Gather every line of the entries that includes the word "Step".

──────── RECORDS ────────

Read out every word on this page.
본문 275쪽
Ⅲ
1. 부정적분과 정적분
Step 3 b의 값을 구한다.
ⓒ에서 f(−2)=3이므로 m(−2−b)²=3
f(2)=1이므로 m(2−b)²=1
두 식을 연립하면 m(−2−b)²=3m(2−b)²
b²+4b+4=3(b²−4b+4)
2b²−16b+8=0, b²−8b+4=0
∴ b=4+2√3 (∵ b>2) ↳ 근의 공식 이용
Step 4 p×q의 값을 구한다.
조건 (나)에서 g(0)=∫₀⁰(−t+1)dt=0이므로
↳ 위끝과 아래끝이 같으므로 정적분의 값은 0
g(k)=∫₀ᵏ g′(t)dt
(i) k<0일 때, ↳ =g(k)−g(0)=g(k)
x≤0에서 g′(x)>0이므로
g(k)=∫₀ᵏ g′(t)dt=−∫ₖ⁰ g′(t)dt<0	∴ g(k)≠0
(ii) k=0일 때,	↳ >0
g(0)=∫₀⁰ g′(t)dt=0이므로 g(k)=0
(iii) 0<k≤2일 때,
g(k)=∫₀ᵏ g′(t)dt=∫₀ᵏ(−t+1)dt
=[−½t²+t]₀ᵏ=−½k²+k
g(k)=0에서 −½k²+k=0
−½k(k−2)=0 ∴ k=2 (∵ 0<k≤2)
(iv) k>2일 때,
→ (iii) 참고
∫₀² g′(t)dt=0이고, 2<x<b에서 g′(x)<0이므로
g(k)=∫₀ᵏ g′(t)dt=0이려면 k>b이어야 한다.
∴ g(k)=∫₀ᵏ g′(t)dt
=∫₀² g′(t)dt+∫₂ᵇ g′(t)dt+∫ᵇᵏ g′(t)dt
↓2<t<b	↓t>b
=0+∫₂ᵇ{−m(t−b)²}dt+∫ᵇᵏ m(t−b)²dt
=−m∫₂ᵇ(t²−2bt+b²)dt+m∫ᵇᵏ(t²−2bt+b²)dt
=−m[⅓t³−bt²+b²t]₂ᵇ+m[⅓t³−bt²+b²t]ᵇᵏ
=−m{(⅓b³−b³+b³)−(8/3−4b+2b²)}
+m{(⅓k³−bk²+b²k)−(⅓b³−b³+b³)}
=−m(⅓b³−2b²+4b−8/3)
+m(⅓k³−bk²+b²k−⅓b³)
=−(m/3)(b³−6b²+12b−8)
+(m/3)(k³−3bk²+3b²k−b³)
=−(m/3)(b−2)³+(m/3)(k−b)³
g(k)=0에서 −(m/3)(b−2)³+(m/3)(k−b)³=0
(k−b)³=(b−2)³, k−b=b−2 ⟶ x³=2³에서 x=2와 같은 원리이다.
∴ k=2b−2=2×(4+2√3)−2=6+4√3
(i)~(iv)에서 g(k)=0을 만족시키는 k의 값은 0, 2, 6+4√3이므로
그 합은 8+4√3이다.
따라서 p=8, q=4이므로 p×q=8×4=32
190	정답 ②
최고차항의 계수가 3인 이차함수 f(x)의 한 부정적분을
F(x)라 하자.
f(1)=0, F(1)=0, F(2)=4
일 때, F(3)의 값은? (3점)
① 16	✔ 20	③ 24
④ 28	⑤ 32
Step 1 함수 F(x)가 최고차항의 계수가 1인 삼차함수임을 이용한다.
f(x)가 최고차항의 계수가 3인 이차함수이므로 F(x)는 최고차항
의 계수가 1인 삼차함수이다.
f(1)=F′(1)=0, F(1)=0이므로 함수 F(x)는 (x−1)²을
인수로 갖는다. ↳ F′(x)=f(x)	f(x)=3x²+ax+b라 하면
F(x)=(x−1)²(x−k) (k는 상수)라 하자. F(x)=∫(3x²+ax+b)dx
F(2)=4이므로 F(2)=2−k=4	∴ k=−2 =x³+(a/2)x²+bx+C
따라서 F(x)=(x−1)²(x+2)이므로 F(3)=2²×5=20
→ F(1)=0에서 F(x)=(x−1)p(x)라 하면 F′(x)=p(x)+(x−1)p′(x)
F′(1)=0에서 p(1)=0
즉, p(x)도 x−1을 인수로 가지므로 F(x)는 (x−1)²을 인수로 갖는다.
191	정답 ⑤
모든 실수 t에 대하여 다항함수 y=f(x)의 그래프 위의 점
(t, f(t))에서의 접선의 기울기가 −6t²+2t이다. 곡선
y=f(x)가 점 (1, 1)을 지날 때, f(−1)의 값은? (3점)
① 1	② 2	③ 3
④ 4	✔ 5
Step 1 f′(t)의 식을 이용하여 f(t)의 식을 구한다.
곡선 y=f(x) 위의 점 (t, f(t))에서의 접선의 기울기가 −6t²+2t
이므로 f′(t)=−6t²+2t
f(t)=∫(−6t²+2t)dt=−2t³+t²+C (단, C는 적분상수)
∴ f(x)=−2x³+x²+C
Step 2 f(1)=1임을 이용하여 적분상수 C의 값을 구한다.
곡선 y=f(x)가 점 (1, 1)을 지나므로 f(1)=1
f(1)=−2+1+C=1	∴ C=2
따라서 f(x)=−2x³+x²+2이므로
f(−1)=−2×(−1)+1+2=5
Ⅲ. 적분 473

────────

**CORRECT RESULT**
Step 3 b의 값을 구한다.
Step 4 p×q의 값을 구한다.
Step 1 함수 F(x)가 최고차항의 계수가 1인 삼차함수임을 이용한다.
Step 1 f′(t)의 식을 이용하여 f(t)의 식을 구한다.
Step 2 f(1)=1임을 이용하여 적분상수 C의 값을 구한다.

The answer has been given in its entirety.